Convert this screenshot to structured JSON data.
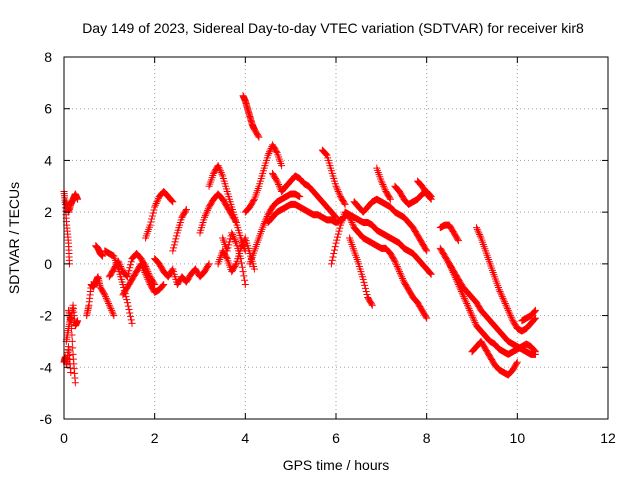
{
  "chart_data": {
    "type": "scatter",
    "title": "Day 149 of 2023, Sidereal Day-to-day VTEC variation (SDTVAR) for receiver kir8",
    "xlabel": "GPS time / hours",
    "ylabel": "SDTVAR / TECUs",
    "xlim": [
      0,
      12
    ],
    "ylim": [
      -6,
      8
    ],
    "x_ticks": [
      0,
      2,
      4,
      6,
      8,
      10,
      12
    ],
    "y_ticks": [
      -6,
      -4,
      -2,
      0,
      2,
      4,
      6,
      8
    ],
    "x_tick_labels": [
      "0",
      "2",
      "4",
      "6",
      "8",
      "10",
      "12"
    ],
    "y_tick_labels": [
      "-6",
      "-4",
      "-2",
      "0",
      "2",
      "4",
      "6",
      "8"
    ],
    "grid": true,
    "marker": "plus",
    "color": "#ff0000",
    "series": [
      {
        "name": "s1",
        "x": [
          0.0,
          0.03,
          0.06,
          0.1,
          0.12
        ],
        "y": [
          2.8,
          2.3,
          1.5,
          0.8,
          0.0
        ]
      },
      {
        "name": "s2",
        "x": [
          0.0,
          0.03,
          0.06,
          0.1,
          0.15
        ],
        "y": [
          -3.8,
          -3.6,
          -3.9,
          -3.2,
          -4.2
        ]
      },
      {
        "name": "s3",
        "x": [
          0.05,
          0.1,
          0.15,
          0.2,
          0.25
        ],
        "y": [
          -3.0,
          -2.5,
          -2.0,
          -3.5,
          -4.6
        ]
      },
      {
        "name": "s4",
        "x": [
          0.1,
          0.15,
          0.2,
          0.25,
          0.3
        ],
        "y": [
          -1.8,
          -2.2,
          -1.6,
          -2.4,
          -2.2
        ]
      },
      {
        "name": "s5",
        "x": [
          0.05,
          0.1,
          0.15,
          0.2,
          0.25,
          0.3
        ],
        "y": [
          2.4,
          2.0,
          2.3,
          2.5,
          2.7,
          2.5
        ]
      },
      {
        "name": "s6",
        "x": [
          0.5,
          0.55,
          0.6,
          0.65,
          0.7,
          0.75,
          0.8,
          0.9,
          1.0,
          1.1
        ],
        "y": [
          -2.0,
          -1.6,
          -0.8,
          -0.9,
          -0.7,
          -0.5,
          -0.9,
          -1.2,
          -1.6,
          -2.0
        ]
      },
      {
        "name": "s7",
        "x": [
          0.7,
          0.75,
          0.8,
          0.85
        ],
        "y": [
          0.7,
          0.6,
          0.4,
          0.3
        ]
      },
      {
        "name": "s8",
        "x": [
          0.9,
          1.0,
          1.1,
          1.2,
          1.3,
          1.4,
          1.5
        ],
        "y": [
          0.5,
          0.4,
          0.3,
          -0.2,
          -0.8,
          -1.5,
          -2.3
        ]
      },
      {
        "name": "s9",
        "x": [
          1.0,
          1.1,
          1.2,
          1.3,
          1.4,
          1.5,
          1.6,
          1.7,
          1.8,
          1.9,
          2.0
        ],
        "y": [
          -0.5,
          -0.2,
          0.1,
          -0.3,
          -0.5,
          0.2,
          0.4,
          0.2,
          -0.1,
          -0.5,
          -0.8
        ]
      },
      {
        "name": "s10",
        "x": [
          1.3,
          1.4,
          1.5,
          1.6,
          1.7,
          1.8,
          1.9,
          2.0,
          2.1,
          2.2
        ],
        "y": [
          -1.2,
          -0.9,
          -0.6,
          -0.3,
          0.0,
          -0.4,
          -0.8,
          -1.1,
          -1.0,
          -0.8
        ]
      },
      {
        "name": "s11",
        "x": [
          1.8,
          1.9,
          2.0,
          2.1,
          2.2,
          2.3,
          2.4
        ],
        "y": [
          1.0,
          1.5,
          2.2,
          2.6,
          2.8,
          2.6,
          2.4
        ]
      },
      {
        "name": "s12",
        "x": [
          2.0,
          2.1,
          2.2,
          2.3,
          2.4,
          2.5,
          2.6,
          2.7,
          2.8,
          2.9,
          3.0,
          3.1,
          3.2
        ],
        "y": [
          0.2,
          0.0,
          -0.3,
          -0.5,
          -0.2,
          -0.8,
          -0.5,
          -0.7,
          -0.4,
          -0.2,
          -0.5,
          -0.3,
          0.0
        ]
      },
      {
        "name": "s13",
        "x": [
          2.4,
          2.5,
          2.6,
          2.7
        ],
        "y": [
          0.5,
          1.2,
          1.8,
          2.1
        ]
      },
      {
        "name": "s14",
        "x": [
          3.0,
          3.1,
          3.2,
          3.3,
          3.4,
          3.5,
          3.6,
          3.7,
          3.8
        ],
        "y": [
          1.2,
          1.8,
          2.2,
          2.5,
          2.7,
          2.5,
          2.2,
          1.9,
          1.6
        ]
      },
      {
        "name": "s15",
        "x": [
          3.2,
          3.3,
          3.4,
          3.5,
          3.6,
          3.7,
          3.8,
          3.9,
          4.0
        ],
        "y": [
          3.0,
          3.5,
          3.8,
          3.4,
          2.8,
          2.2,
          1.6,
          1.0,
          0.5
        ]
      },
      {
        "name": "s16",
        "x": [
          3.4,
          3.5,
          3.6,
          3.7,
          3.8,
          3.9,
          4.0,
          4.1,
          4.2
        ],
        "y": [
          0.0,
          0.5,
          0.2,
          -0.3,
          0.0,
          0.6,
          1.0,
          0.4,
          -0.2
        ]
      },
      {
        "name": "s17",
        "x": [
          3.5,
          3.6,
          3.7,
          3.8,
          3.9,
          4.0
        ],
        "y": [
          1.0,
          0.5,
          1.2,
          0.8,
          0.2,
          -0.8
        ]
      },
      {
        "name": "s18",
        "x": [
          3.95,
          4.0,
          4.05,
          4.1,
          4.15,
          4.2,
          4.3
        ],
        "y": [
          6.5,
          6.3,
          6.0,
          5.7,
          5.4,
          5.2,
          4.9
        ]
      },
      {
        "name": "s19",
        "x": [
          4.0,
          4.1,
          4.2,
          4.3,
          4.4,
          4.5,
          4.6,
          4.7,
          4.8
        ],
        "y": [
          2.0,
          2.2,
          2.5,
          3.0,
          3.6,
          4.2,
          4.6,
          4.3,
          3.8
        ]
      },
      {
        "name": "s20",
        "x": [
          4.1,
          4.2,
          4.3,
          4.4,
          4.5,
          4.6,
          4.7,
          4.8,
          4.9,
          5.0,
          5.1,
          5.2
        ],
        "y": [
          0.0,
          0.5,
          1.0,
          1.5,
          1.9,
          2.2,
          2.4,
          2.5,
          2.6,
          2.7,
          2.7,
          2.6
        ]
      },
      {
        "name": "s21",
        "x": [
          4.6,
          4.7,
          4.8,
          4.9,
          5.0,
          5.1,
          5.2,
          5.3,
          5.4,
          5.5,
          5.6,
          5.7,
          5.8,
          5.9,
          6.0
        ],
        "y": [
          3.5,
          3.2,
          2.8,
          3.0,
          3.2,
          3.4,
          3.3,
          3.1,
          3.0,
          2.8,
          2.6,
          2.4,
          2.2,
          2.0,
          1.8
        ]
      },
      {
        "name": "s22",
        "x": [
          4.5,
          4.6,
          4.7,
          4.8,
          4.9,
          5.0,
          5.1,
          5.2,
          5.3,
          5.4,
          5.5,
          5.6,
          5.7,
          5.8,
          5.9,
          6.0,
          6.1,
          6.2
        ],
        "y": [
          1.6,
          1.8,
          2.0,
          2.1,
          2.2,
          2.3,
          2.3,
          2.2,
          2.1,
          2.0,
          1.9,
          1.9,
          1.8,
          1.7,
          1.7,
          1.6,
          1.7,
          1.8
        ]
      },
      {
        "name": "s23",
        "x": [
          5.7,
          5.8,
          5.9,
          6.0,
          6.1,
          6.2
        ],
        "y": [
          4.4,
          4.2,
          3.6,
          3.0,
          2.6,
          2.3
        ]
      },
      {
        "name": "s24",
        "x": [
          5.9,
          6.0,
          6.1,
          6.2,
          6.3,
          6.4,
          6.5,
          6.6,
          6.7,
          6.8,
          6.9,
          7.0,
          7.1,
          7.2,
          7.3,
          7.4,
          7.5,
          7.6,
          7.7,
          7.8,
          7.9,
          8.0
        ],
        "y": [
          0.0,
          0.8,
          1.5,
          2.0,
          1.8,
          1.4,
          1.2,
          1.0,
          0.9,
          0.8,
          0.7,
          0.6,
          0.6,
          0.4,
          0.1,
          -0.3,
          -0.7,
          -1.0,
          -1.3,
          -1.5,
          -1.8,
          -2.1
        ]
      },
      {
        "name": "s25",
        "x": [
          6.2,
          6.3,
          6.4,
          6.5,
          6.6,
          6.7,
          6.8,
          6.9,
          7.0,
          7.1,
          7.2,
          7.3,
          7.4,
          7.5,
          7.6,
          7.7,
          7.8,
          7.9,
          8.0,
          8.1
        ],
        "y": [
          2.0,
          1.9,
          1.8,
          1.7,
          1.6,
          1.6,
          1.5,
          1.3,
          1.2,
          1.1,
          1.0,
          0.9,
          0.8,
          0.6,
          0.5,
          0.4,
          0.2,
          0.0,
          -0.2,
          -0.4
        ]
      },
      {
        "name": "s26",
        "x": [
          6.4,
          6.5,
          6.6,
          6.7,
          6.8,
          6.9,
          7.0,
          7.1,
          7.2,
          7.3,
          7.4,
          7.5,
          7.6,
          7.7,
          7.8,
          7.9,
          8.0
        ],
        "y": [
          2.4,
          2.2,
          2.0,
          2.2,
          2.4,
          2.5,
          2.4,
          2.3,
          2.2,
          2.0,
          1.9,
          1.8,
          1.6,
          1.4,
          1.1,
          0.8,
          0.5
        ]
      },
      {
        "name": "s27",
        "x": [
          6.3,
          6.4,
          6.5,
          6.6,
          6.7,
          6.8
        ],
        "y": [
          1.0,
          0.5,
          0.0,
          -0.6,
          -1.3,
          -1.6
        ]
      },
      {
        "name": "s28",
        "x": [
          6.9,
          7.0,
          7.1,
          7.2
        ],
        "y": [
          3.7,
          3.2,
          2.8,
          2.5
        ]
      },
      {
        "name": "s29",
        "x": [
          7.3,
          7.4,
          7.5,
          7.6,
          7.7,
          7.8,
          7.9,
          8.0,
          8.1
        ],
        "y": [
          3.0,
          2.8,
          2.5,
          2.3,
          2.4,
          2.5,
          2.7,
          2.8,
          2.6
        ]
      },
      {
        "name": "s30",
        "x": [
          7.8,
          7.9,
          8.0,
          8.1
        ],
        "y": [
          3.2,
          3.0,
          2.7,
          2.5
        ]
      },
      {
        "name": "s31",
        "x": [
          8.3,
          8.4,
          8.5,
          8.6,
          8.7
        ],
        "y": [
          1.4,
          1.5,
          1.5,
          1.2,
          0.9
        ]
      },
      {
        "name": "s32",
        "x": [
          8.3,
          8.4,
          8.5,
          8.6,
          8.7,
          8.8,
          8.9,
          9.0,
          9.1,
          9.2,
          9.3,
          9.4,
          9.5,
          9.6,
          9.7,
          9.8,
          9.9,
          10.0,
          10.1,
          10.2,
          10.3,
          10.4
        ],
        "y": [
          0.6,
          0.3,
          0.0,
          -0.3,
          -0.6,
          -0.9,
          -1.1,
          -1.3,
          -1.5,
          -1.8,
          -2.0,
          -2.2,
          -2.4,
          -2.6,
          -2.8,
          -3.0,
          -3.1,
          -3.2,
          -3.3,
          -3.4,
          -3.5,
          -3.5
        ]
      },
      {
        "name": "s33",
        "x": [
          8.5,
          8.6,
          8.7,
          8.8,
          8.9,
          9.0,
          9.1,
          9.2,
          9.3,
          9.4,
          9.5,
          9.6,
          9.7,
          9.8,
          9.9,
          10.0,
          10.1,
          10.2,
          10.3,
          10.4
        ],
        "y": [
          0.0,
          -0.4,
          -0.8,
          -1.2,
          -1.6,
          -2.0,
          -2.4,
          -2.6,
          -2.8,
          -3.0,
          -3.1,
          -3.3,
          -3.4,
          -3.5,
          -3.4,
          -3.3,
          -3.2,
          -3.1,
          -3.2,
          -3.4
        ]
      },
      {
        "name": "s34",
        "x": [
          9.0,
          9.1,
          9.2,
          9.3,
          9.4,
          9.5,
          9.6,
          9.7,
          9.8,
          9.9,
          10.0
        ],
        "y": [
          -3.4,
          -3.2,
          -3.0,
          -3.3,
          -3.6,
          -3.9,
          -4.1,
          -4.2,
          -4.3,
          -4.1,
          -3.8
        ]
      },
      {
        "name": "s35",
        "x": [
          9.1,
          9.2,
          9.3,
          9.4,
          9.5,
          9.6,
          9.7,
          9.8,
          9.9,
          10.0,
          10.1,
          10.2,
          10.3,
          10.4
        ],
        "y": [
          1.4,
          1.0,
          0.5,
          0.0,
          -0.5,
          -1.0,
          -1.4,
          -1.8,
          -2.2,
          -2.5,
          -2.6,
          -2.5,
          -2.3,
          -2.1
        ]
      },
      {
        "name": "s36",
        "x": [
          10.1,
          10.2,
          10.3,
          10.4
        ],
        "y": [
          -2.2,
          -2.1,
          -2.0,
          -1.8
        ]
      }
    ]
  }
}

### WORK REQUIRED
Copy out every line of the material above that mentions the word "SDTVAR".

### SOLVED EXERCISE
    "title": "Day 149 of 2023, Sidereal Day-to-day VTEC variation (SDTVAR) for receiver kir8",
    "ylabel": "SDTVAR / TECUs",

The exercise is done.